What you are asked to do: Leave the pictures out, and retype all of the material exactly as written.

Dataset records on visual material
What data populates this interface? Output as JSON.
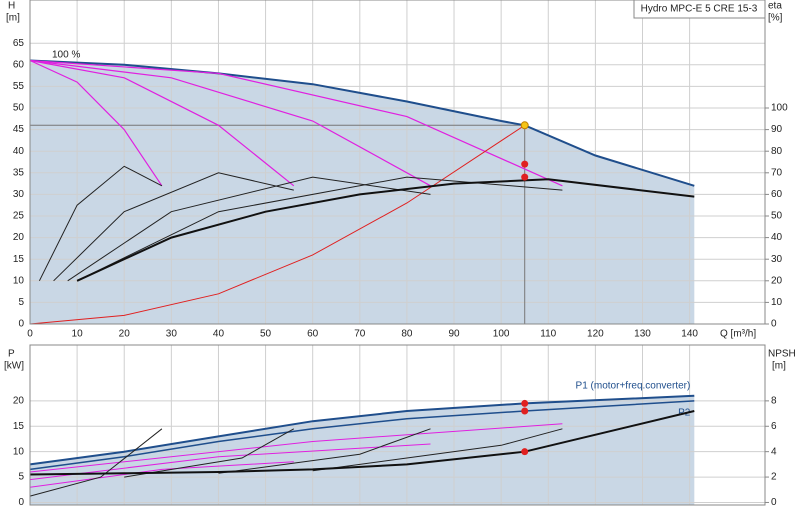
{
  "chart_data": [
    {
      "type": "line",
      "title": "Hydro MPC-E 5 CRE 15-3",
      "ylabel": "H",
      "yunit": "[m]",
      "y2label": "eta",
      "y2unit": "[%]",
      "xlabel": "Q [m³/h]",
      "annotation": "100 %",
      "xlim": [
        0,
        156
      ],
      "ylim": [
        0,
        75
      ],
      "y2lim": [
        0,
        150
      ],
      "grid": true,
      "show_xtick_labels": true,
      "xticks": [
        0,
        10,
        20,
        30,
        40,
        50,
        60,
        70,
        80,
        90,
        100,
        110,
        120,
        130,
        140
      ],
      "yticks": [
        0,
        5,
        10,
        15,
        20,
        25,
        30,
        35,
        40,
        45,
        50,
        55,
        60,
        65
      ],
      "y2ticks": [
        0,
        10,
        20,
        30,
        40,
        50,
        60,
        70,
        80,
        90,
        100
      ],
      "series": [
        {
          "color": "#1f4e8c",
          "width": 2,
          "fill": "#c9d7e5",
          "x": [
            0,
            20,
            40,
            60,
            80,
            100,
            105,
            120,
            141
          ],
          "values": [
            61,
            60,
            58,
            55.5,
            51.5,
            47,
            46,
            39,
            32
          ]
        },
        {
          "color": "#e020e0",
          "width": 1.2,
          "x": [
            0,
            10,
            20,
            28
          ],
          "values": [
            61,
            56,
            45,
            32
          ]
        },
        {
          "color": "#e020e0",
          "width": 1.2,
          "x": [
            0,
            20,
            40,
            56
          ],
          "values": [
            61,
            57,
            46,
            32
          ]
        },
        {
          "color": "#e020e0",
          "width": 1.2,
          "x": [
            0,
            30,
            60,
            85
          ],
          "values": [
            61,
            57,
            47,
            32
          ]
        },
        {
          "color": "#e020e0",
          "width": 1.2,
          "x": [
            0,
            40,
            80,
            113
          ],
          "values": [
            61,
            58,
            48,
            32
          ]
        },
        {
          "color": "#e02020",
          "width": 1,
          "x": [
            0,
            20,
            40,
            60,
            80,
            105
          ],
          "values": [
            0,
            2,
            7,
            16,
            28,
            46
          ]
        },
        {
          "color": "#222222",
          "width": 1,
          "axis": "y2",
          "x": [
            2,
            10,
            20,
            28
          ],
          "values": [
            20,
            55,
            73,
            64
          ]
        },
        {
          "color": "#222222",
          "width": 1,
          "axis": "y2",
          "x": [
            5,
            20,
            40,
            56
          ],
          "values": [
            20,
            52,
            70,
            62
          ]
        },
        {
          "color": "#222222",
          "width": 1,
          "axis": "y2",
          "x": [
            8,
            30,
            60,
            85
          ],
          "values": [
            20,
            52,
            68,
            60
          ]
        },
        {
          "color": "#222222",
          "width": 1,
          "axis": "y2",
          "x": [
            10,
            40,
            80,
            113
          ],
          "values": [
            20,
            52,
            68,
            62
          ]
        },
        {
          "color": "#111111",
          "width": 2,
          "axis": "y2",
          "x": [
            10,
            30,
            50,
            70,
            90,
            110,
            141
          ],
          "values": [
            20,
            40,
            52,
            60,
            65,
            67,
            59
          ]
        }
      ],
      "points": [
        {
          "x": 105,
          "y": 46,
          "color": "#f5c518"
        },
        {
          "x": 105,
          "y": 74,
          "axis": "y2",
          "color": "#e02020"
        },
        {
          "x": 105,
          "y": 68,
          "axis": "y2",
          "color": "#e02020"
        }
      ],
      "duty_lines": {
        "x": 105,
        "y": 46,
        "color": "#777777"
      }
    },
    {
      "type": "line",
      "ylabel": "P",
      "yunit": "[kW]",
      "y2label": "NPSH",
      "y2unit": "[m]",
      "xlim": [
        0,
        156
      ],
      "ylim": [
        -0.5,
        31
      ],
      "y2lim": [
        -0.2,
        12.4
      ],
      "grid": true,
      "show_xtick_labels": false,
      "xticks": [
        0,
        10,
        20,
        30,
        40,
        50,
        60,
        70,
        80,
        90,
        100,
        110,
        120,
        130,
        140
      ],
      "yticks": [
        0,
        5,
        10,
        15,
        20
      ],
      "y2ticks": [
        0,
        2,
        4,
        6,
        8
      ],
      "series": [
        {
          "name": "P1 (motor+freq.converter)",
          "color": "#1f4e8c",
          "width": 2,
          "fill": "#c9d7e5",
          "x": [
            0,
            20,
            40,
            60,
            80,
            105,
            141
          ],
          "values": [
            7.5,
            10,
            13,
            16,
            18,
            19.5,
            21
          ]
        },
        {
          "name": "P2",
          "color": "#1f4e8c",
          "width": 1.5,
          "x": [
            0,
            20,
            40,
            60,
            80,
            105,
            141
          ],
          "values": [
            6.5,
            9,
            12,
            14.5,
            16.5,
            18,
            20
          ]
        },
        {
          "color": "#e020e0",
          "width": 1,
          "x": [
            0,
            28,
            56
          ],
          "values": [
            3,
            6.5,
            8
          ]
        },
        {
          "color": "#e020e0",
          "width": 1,
          "x": [
            0,
            40,
            85
          ],
          "values": [
            4.5,
            9,
            11.5
          ]
        },
        {
          "color": "#e020e0",
          "width": 1,
          "x": [
            0,
            60,
            113
          ],
          "values": [
            6,
            12,
            15.5
          ]
        },
        {
          "color": "#222222",
          "width": 1,
          "axis": "y2",
          "x": [
            0,
            15,
            28
          ],
          "values": [
            0.5,
            2,
            5.8
          ]
        },
        {
          "color": "#222222",
          "width": 1,
          "axis": "y2",
          "x": [
            20,
            45,
            56
          ],
          "values": [
            2,
            3.5,
            5.8
          ]
        },
        {
          "color": "#222222",
          "width": 1,
          "axis": "y2",
          "x": [
            40,
            70,
            85
          ],
          "values": [
            2.3,
            3.8,
            5.8
          ]
        },
        {
          "color": "#222222",
          "width": 1,
          "axis": "y2",
          "x": [
            60,
            100,
            113
          ],
          "values": [
            2.5,
            4.5,
            5.8
          ]
        },
        {
          "color": "#111111",
          "width": 2,
          "axis": "y2",
          "x": [
            0,
            20,
            40,
            60,
            80,
            105,
            141
          ],
          "values": [
            2.2,
            2.3,
            2.4,
            2.6,
            3,
            4,
            7.2
          ]
        }
      ],
      "points": [
        {
          "x": 105,
          "y": 19.5,
          "color": "#e02020"
        },
        {
          "x": 105,
          "y": 18,
          "color": "#e02020"
        },
        {
          "x": 105,
          "y": 4,
          "axis": "y2",
          "color": "#e02020"
        }
      ]
    }
  ]
}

Solution below:
What data populates this interface? Output as JSON.
{
  "chart_data": [
    {
      "type": "line",
      "title": "Hydro MPC-E 5 CRE 15-3",
      "ylabel": "H",
      "yunit": "[m]",
      "y2label": "eta",
      "y2unit": "[%]",
      "xlabel": "Q [m³/h]",
      "annotation": "100 %",
      "xlim": [
        0,
        156
      ],
      "ylim": [
        0,
        75
      ],
      "y2lim": [
        0,
        150
      ],
      "grid": true,
      "show_xtick_labels": true,
      "xticks": [
        0,
        10,
        20,
        30,
        40,
        50,
        60,
        70,
        80,
        90,
        100,
        110,
        120,
        130,
        140
      ],
      "yticks": [
        0,
        5,
        10,
        15,
        20,
        25,
        30,
        35,
        40,
        45,
        50,
        55,
        60,
        65
      ],
      "y2ticks": [
        0,
        10,
        20,
        30,
        40,
        50,
        60,
        70,
        80,
        90,
        100
      ],
      "series": [
        {
          "color": "#1f4e8c",
          "width": 2,
          "fill": "#c9d7e5",
          "x": [
            0,
            20,
            40,
            60,
            80,
            100,
            105,
            120,
            141
          ],
          "values": [
            61,
            60,
            58,
            55.5,
            51.5,
            47,
            46,
            39,
            32
          ]
        },
        {
          "color": "#e020e0",
          "width": 1.2,
          "x": [
            0,
            10,
            20,
            28
          ],
          "values": [
            61,
            56,
            45,
            32
          ]
        },
        {
          "color": "#e020e0",
          "width": 1.2,
          "x": [
            0,
            20,
            40,
            56
          ],
          "values": [
            61,
            57,
            46,
            32
          ]
        },
        {
          "color": "#e020e0",
          "width": 1.2,
          "x": [
            0,
            30,
            60,
            85
          ],
          "values": [
            61,
            57,
            47,
            32
          ]
        },
        {
          "color": "#e020e0",
          "width": 1.2,
          "x": [
            0,
            40,
            80,
            113
          ],
          "values": [
            61,
            58,
            48,
            32
          ]
        },
        {
          "color": "#e02020",
          "width": 1,
          "x": [
            0,
            20,
            40,
            60,
            80,
            105
          ],
          "values": [
            0,
            2,
            7,
            16,
            28,
            46
          ]
        },
        {
          "color": "#222222",
          "width": 1,
          "axis": "y2",
          "x": [
            2,
            10,
            20,
            28
          ],
          "values": [
            20,
            55,
            73,
            64
          ]
        },
        {
          "color": "#222222",
          "width": 1,
          "axis": "y2",
          "x": [
            5,
            20,
            40,
            56
          ],
          "values": [
            20,
            52,
            70,
            62
          ]
        },
        {
          "color": "#222222",
          "width": 1,
          "axis": "y2",
          "x": [
            8,
            30,
            60,
            85
          ],
          "values": [
            20,
            52,
            68,
            60
          ]
        },
        {
          "color": "#222222",
          "width": 1,
          "axis": "y2",
          "x": [
            10,
            40,
            80,
            113
          ],
          "values": [
            20,
            52,
            68,
            62
          ]
        },
        {
          "color": "#111111",
          "width": 2,
          "axis": "y2",
          "x": [
            10,
            30,
            50,
            70,
            90,
            110,
            141
          ],
          "values": [
            20,
            40,
            52,
            60,
            65,
            67,
            59
          ]
        }
      ],
      "points": [
        {
          "x": 105,
          "y": 46,
          "color": "#f5c518"
        },
        {
          "x": 105,
          "y": 74,
          "axis": "y2",
          "color": "#e02020"
        },
        {
          "x": 105,
          "y": 68,
          "axis": "y2",
          "color": "#e02020"
        }
      ],
      "duty_lines": {
        "x": 105,
        "y": 46,
        "color": "#777777"
      }
    },
    {
      "type": "line",
      "ylabel": "P",
      "yunit": "[kW]",
      "y2label": "NPSH",
      "y2unit": "[m]",
      "xlim": [
        0,
        156
      ],
      "ylim": [
        -0.5,
        31
      ],
      "y2lim": [
        -0.2,
        12.4
      ],
      "grid": true,
      "show_xtick_labels": false,
      "xticks": [
        0,
        10,
        20,
        30,
        40,
        50,
        60,
        70,
        80,
        90,
        100,
        110,
        120,
        130,
        140
      ],
      "yticks": [
        0,
        5,
        10,
        15,
        20
      ],
      "y2ticks": [
        0,
        2,
        4,
        6,
        8
      ],
      "series": [
        {
          "name": "P1 (motor+freq.converter)",
          "color": "#1f4e8c",
          "width": 2,
          "fill": "#c9d7e5",
          "x": [
            0,
            20,
            40,
            60,
            80,
            105,
            141
          ],
          "values": [
            7.5,
            10,
            13,
            16,
            18,
            19.5,
            21
          ]
        },
        {
          "name": "P2",
          "color": "#1f4e8c",
          "width": 1.5,
          "x": [
            0,
            20,
            40,
            60,
            80,
            105,
            141
          ],
          "values": [
            6.5,
            9,
            12,
            14.5,
            16.5,
            18,
            20
          ]
        },
        {
          "color": "#e020e0",
          "width": 1,
          "x": [
            0,
            28,
            56
          ],
          "values": [
            3,
            6.5,
            8
          ]
        },
        {
          "color": "#e020e0",
          "width": 1,
          "x": [
            0,
            40,
            85
          ],
          "values": [
            4.5,
            9,
            11.5
          ]
        },
        {
          "color": "#e020e0",
          "width": 1,
          "x": [
            0,
            60,
            113
          ],
          "values": [
            6,
            12,
            15.5
          ]
        },
        {
          "color": "#222222",
          "width": 1,
          "axis": "y2",
          "x": [
            0,
            15,
            28
          ],
          "values": [
            0.5,
            2,
            5.8
          ]
        },
        {
          "color": "#222222",
          "width": 1,
          "axis": "y2",
          "x": [
            20,
            45,
            56
          ],
          "values": [
            2,
            3.5,
            5.8
          ]
        },
        {
          "color": "#222222",
          "width": 1,
          "axis": "y2",
          "x": [
            40,
            70,
            85
          ],
          "values": [
            2.3,
            3.8,
            5.8
          ]
        },
        {
          "color": "#222222",
          "width": 1,
          "axis": "y2",
          "x": [
            60,
            100,
            113
          ],
          "values": [
            2.5,
            4.5,
            5.8
          ]
        },
        {
          "color": "#111111",
          "width": 2,
          "axis": "y2",
          "x": [
            0,
            20,
            40,
            60,
            80,
            105,
            141
          ],
          "values": [
            2.2,
            2.3,
            2.4,
            2.6,
            3,
            4,
            7.2
          ]
        }
      ],
      "points": [
        {
          "x": 105,
          "y": 19.5,
          "color": "#e02020"
        },
        {
          "x": 105,
          "y": 18,
          "color": "#e02020"
        },
        {
          "x": 105,
          "y": 4,
          "axis": "y2",
          "color": "#e02020"
        }
      ]
    }
  ]
}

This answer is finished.